REQUIREMENT »
Retype the material in full, keeping every word the same.

DATA ROWS »
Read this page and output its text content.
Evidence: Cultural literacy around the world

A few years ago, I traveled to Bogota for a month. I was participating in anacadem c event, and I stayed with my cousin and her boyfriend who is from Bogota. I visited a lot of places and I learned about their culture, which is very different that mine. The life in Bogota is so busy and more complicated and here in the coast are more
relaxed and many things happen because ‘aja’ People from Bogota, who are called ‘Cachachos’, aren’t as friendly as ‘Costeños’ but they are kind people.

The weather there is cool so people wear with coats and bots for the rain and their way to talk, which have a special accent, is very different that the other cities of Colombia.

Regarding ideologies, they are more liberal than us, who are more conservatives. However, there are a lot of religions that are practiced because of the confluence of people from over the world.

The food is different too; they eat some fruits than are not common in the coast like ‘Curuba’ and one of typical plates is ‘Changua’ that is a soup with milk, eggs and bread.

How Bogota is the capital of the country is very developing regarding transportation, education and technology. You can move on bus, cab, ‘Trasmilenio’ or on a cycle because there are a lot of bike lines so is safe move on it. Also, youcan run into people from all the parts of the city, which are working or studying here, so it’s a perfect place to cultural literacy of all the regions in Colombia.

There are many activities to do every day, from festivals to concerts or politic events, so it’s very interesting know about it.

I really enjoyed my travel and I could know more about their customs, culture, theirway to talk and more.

TASK RESULT »
Read this page and output its text content.
Evidence: Cultural literacy around the world

A few years ago, I traveled to Bogota for a month. I was participating in anacadem c event, and I stayed with my cousin and her boyfriend who is from Bogota. I visited a lot of places and I learned about their culture, which is very different that mine. The life in Bogota is so busy and more complicated and here in the coast are more
relaxed and many things happen because ‘aja’ People from Bogota, who are called ‘Cachachos’, aren’t as friendly as ‘Costeños’ but they are kind people.

The weather there is cool so people wear with coats and bots for the rain and their way to talk, which have a special accent, is very different that the other cities of Colombia.

Regarding ideologies, they are more liberal than us, who are more conservatives. However, there are a lot of religions that are practiced because of the confluence of people from over the world.

The food is different too; they eat some fruits than are not common in the coast like ‘Curuba’ and one of typical plates is ‘Changua’ that is a soup with milk, eggs and bread.

How Bogota is the capital of the country is very developing regarding transportation, education and technology. You can move on bus, cab, ‘Trasmilenio’ or on a cycle because there are a lot of bike lines so is safe move on it. Also, youcan run into people from all the parts of the city, which are working or studying here, so it’s a perfect place to cultural literacy of all the regions in Colombia.

There are many activities to do every day, from festivals to concerts or politic events, so it’s very interesting know about it.

I really enjoyed my travel and I could know more about their customs, culture, theirway to talk and more.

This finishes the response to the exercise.